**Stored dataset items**
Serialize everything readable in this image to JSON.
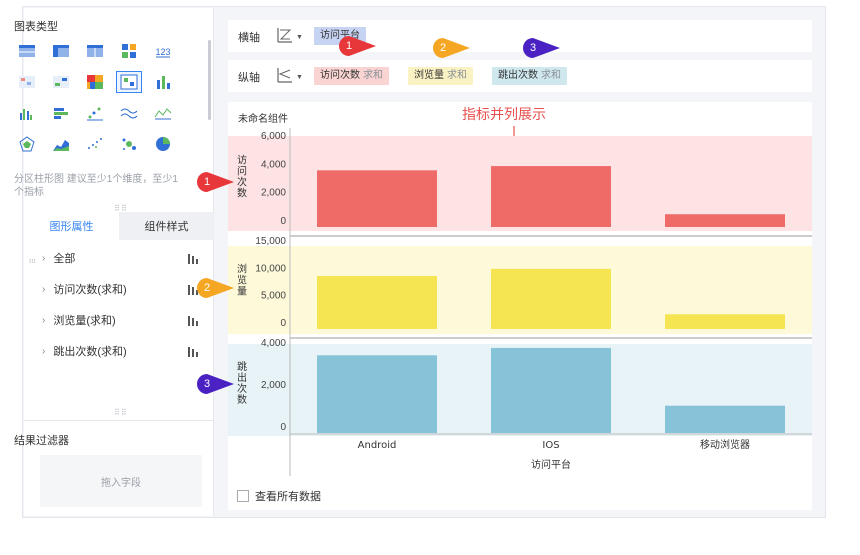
{
  "left_panel": {
    "chart_type_title": "图表类型",
    "chart_types": [
      {
        "icon": "table-icon"
      },
      {
        "icon": "pivot-table-icon"
      },
      {
        "icon": "detail-table-icon"
      },
      {
        "icon": "tile-grid-icon"
      },
      {
        "icon": "number-kpi-icon",
        "text": "123"
      },
      {
        "icon": "colored-table-icon"
      },
      {
        "icon": "cross-table-icon"
      },
      {
        "icon": "heatmap-icon"
      },
      {
        "icon": "scatter-grid-icon"
      },
      {
        "icon": "bar-chart-icon"
      },
      {
        "icon": "column-chart-icon"
      },
      {
        "icon": "stacked-bar-icon"
      },
      {
        "icon": "scatter-icon"
      },
      {
        "icon": "wave-line-icon"
      },
      {
        "icon": "line-chart-icon"
      },
      {
        "icon": "radar-icon"
      },
      {
        "icon": "area-chart-icon"
      },
      {
        "icon": "dot-scatter-icon"
      },
      {
        "icon": "bubble-icon"
      },
      {
        "icon": "pie-chart-icon"
      }
    ],
    "hint": "分区柱形图 建议至少1个维度，至少1个指标",
    "tabs": [
      "图形属性",
      "组件样式"
    ],
    "properties": [
      "全部",
      "访问次数(求和)",
      "浏览量(求和)",
      "跳出次数(求和)"
    ],
    "filter_title": "结果过滤器",
    "filter_placeholder": "拖入字段"
  },
  "x_axis": {
    "label": "横轴",
    "fields": [
      {
        "name": "访问平台"
      }
    ]
  },
  "y_axis": {
    "label": "纵轴",
    "fields": [
      {
        "name": "访问次数",
        "agg": "求和",
        "color": "#f9d4d3"
      },
      {
        "name": "浏览量",
        "agg": "求和",
        "color": "#fbf2c4"
      },
      {
        "name": "跳出次数",
        "agg": "求和",
        "color": "#cfe8ee"
      }
    ]
  },
  "widget": {
    "title": "未命名组件",
    "annotation": "指标并列展示",
    "view_all": "查看所有数据"
  },
  "badges": [
    "1",
    "2",
    "3",
    "1",
    "2",
    "3"
  ],
  "colors": {
    "accent": "#3685f2",
    "red_bar": "#ef6b67",
    "yellow_bar": "#f5e552",
    "blue_bar": "#86c3d8",
    "red_badge": "#e8373a",
    "yellow_badge": "#f5a623",
    "purple_badge": "#4a22c4"
  },
  "chart_data": {
    "type": "bar",
    "categories": [
      "Android",
      "IOS",
      "移动浏览器"
    ],
    "xlabel": "访问平台",
    "panels": [
      {
        "name": "访问次数",
        "values": [
          4000,
          4300,
          900
        ],
        "ticks": [
          "6,000",
          "4,000",
          "2,000",
          "0"
        ],
        "ylim": [
          0,
          6000
        ]
      },
      {
        "name": "浏览量",
        "values": [
          9700,
          11000,
          2700
        ],
        "ticks": [
          "15,000",
          "10,000",
          "5,000",
          "0"
        ],
        "ylim": [
          0,
          15000
        ]
      },
      {
        "name": "跳出次数",
        "values": [
          3700,
          4050,
          1300
        ],
        "ticks": [
          "4,000",
          "2,000",
          "0"
        ],
        "ylim": [
          0,
          4000
        ]
      }
    ],
    "panel_labels": [
      "访问次数",
      "浏览量",
      "跳出次数"
    ]
  }
}
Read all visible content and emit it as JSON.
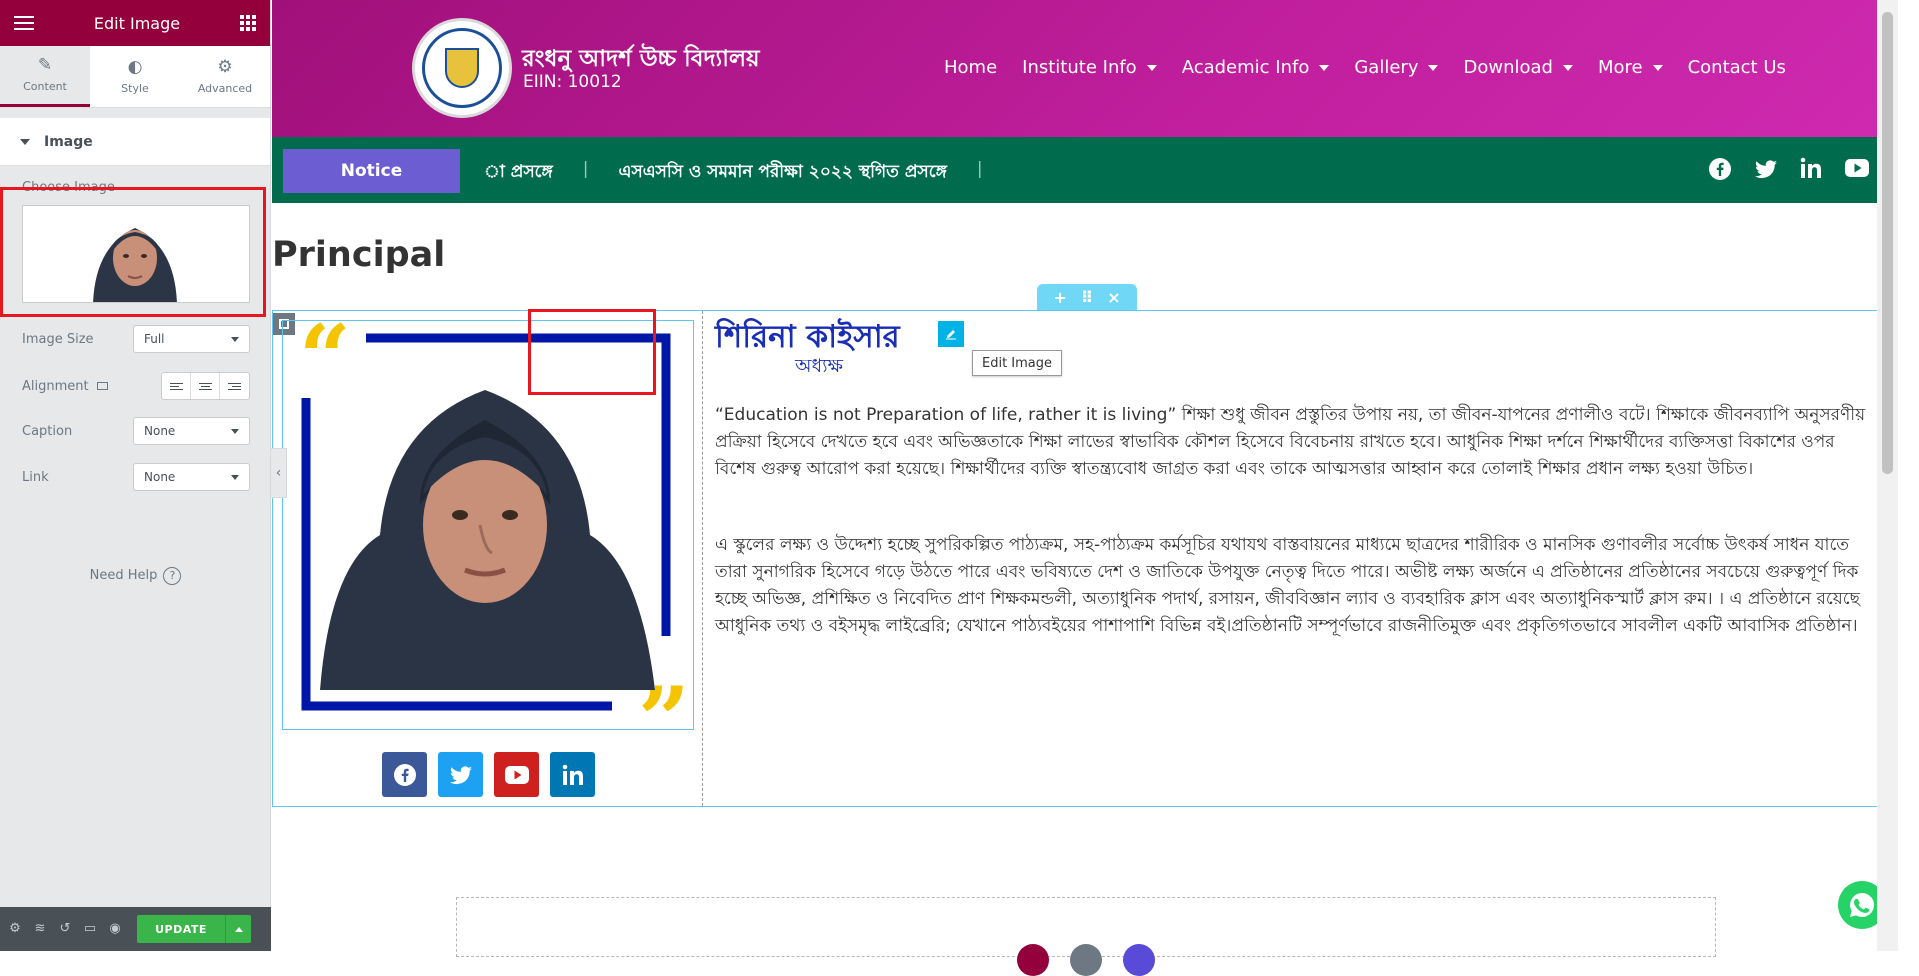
{
  "editor": {
    "title": "Edit Image",
    "tabs": [
      {
        "label": "Content",
        "icon": "pencil-icon",
        "active": true
      },
      {
        "label": "Style",
        "icon": "half-circle-icon",
        "active": false
      },
      {
        "label": "Advanced",
        "icon": "gear-icon",
        "active": false
      }
    ],
    "section_title": "Image",
    "choose_image_label": "Choose Image",
    "image_size": {
      "label": "Image Size",
      "value": "Full"
    },
    "alignment": {
      "label": "Alignment"
    },
    "caption": {
      "label": "Caption",
      "value": "None"
    },
    "link": {
      "label": "Link",
      "value": "None"
    },
    "need_help": "Need Help",
    "update_label": "UPDATE"
  },
  "site": {
    "school_name": "রংধনু আদর্শ উচ্চ বিদ্যালয়",
    "eiin": "EIIN: 10012",
    "nav": [
      {
        "label": "Home",
        "dropdown": false
      },
      {
        "label": "Institute Info",
        "dropdown": true
      },
      {
        "label": "Academic Info",
        "dropdown": true
      },
      {
        "label": "Gallery",
        "dropdown": true
      },
      {
        "label": "Download",
        "dropdown": true
      },
      {
        "label": "More",
        "dropdown": true
      },
      {
        "label": "Contact Us",
        "dropdown": false
      }
    ],
    "notice_label": "Notice",
    "ticker": [
      "া প্রসঙ্গে",
      "এসএসসি ও সমমান পরীক্ষা ২০২২ স্থগিত প্রসঙ্গে"
    ],
    "page_title": "Principal",
    "person_name": "শিরিনা কাইসার",
    "person_role": "অধ্যক্ষ",
    "edit_tooltip": "Edit Image",
    "paragraph1": "“Education is not Preparation of life, rather it is living” শিক্ষা শুধু জীবন প্রস্তুতির উপায় নয়, তা জীবন-যাপনের প্রণালীও বটে। শিক্ষাকে জীবনব্যাপি অনুসরণীয় প্রক্রিয়া হিসেবে দেখতে হবে এবং অভিজ্ঞতাকে শিক্ষা লাভের স্বাভাবিক কৌশল হিসেবে বিবেচনায় রাখতে হবে। আধুনিক শিক্ষা দর্শনে শিক্ষার্থীদের ব্যক্তিসত্তা বিকাশের ওপর বিশেষ গুরুত্ব আরোপ করা হয়েছে। শিক্ষার্থীদের ব্যক্তি স্বাতন্ত্র্যবোধ জাগ্রত করা এবং তাকে আত্মসত্তার আহ্বান করে তোলাই শিক্ষার প্রধান লক্ষ্য হওয়া উচিত।",
    "paragraph2": "এ স্কুলের লক্ষ্য ও উদ্দেশ্য হচ্ছে সুপরিকল্পিত পাঠ্যক্রম, সহ-পাঠ্যক্রম কর্মসূচির যথাযথ বাস্তবায়নের মাধ্যমে ছাত্রদের শারীরিক ও মানসিক গুণাবলীর সর্বোচ্চ উৎকর্ষ সাধন যাতে তারা সুনাগরিক হিসেবে গড়ে উঠতে পারে এবং ভবিষ্যতে দেশ ও জাতিকে উপযুক্ত নেতৃত্ব দিতে পারে। অভীষ্ট লক্ষ্য অর্জনে এ প্রতিষ্ঠানের প্রতিষ্ঠানের সবচেয়ে গুরুত্বপূর্ণ দিক হচ্ছে অভিজ্ঞ, প্রশিক্ষিত ও নিবেদিত প্রাণ শিক্ষকমন্ডলী, অত্যাধুনিক পদার্থ, রসায়ন, জীববিজ্ঞান ল্যাব ও ব্যবহারিক ক্লাস এবং অত্যাধুনিকস্মার্ট ক্লাস রুম। । এ প্রতিষ্ঠানে রয়েছে আধুনিক তথ্য ও বইসমৃদ্ধ লাইব্রেরি; যেখানে পাঠ্যবইয়ের পাশাপাশি বিভিন্ন বই।প্রতিষ্ঠানটি সম্পূর্ণভাবে রাজনীতিমুক্ত এবং প্রকৃতিগতভাবে সাবলীল একটি আবাসিক প্রতিষ্ঠান।",
    "social_top": [
      "facebook-icon",
      "twitter-icon",
      "linkedin-icon",
      "youtube-icon"
    ],
    "social_bottom": [
      {
        "icon": "facebook-icon",
        "color": "#3b5998"
      },
      {
        "icon": "twitter-icon",
        "color": "#1da1f2"
      },
      {
        "icon": "youtube-icon",
        "color": "#cd201f"
      },
      {
        "icon": "linkedin-icon",
        "color": "#0077b5"
      }
    ]
  },
  "colors": {
    "editor_accent": "#93003c",
    "header_gradient": "#c11f9e",
    "notice_bar": "#006c4d",
    "notice_button": "#6d5dd3",
    "heading_blue": "#1a2eb5",
    "quote_yellow": "#f5c400",
    "frame_blue": "#0016a6",
    "selection_red": "#e8161f",
    "update_green": "#39b54a"
  }
}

**WORK TO COMPLETE**
Return all the lines that contain the string "scatter".

**FINAL RESULT**
        "icon": "scatter-grid-icon"
        "icon": "scatter-icon"
        "icon": "dot-scatter-icon"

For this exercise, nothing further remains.